* **To be done**
Single out the lines that include the word "image". Copy them.

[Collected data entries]
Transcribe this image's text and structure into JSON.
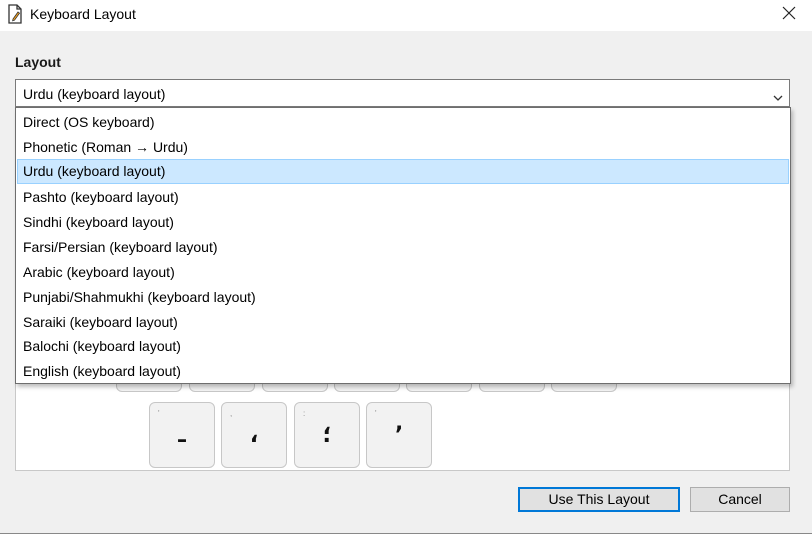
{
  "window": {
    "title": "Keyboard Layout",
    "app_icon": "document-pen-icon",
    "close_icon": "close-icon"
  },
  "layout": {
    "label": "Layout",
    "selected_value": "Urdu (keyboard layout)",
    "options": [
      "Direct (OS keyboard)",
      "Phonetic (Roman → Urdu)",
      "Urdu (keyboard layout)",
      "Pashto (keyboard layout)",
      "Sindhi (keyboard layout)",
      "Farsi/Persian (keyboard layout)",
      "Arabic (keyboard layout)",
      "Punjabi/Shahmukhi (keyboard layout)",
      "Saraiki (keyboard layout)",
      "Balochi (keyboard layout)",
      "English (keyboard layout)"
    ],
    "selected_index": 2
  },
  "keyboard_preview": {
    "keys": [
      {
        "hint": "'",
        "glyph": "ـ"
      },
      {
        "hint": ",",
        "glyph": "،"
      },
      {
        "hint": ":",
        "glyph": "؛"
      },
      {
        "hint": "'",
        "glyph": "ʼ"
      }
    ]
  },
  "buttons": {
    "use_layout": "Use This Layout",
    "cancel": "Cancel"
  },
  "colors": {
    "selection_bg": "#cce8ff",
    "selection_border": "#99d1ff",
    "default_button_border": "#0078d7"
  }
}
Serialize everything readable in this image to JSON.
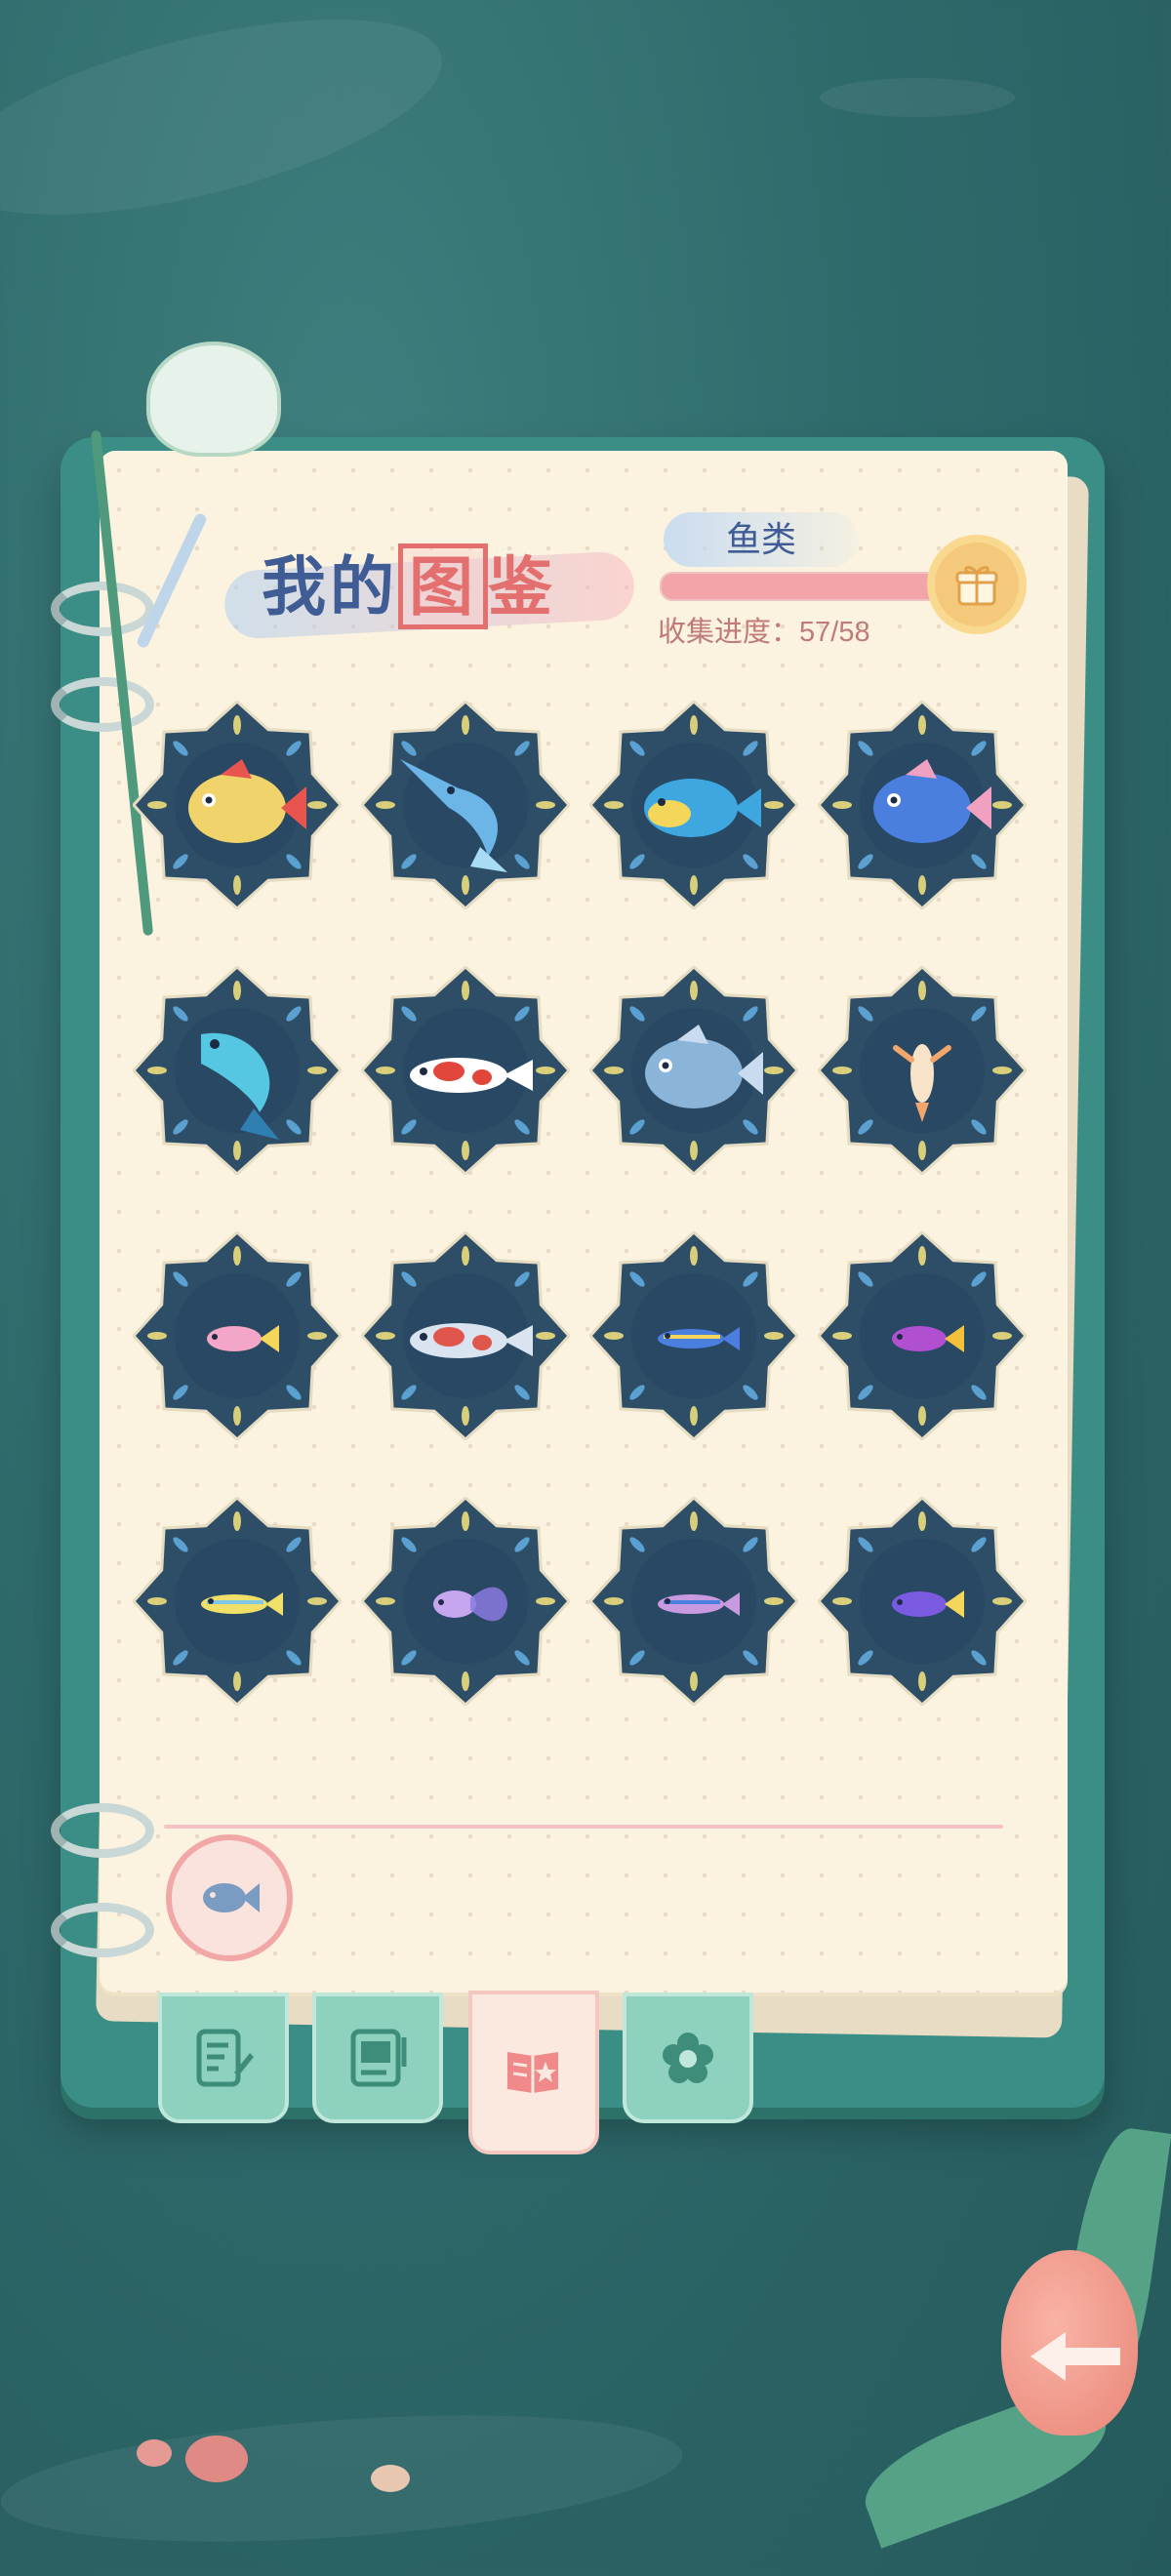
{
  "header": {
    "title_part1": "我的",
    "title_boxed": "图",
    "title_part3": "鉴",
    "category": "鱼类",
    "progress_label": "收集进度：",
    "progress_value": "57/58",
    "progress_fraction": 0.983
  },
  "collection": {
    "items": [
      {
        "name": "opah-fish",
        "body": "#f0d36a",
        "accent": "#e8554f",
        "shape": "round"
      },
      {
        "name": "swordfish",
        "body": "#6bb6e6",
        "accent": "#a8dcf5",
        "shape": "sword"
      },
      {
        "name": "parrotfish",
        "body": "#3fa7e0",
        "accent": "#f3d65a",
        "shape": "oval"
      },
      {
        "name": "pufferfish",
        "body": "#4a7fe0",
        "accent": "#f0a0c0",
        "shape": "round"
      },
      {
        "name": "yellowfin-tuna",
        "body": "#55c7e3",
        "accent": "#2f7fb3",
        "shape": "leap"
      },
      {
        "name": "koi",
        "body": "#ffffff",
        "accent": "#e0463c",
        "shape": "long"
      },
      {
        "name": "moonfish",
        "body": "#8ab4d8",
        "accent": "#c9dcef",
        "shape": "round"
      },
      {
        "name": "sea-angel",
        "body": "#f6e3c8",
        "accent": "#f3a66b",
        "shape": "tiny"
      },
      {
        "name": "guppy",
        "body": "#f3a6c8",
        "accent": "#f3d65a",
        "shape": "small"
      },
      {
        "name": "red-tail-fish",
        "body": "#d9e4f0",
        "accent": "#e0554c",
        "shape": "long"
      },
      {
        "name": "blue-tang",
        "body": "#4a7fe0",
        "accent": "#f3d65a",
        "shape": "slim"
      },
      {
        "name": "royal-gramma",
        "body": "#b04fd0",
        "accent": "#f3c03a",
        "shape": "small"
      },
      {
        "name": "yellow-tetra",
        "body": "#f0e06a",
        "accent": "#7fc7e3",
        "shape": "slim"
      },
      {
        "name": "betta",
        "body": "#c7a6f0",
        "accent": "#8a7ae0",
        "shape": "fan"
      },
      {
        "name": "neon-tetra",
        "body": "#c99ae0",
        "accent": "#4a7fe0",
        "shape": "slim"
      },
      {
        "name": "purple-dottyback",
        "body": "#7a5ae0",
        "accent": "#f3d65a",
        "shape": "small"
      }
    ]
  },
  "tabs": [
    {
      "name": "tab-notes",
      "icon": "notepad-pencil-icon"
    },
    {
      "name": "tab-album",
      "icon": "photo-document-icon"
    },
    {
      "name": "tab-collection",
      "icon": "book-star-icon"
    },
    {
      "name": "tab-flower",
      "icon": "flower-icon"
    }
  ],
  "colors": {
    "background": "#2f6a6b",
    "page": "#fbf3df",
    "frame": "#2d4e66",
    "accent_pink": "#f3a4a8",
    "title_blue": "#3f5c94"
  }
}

* **Answer**
Transcribe this image's text and structure into JSON.
Serialize everything readable in this image to JSON.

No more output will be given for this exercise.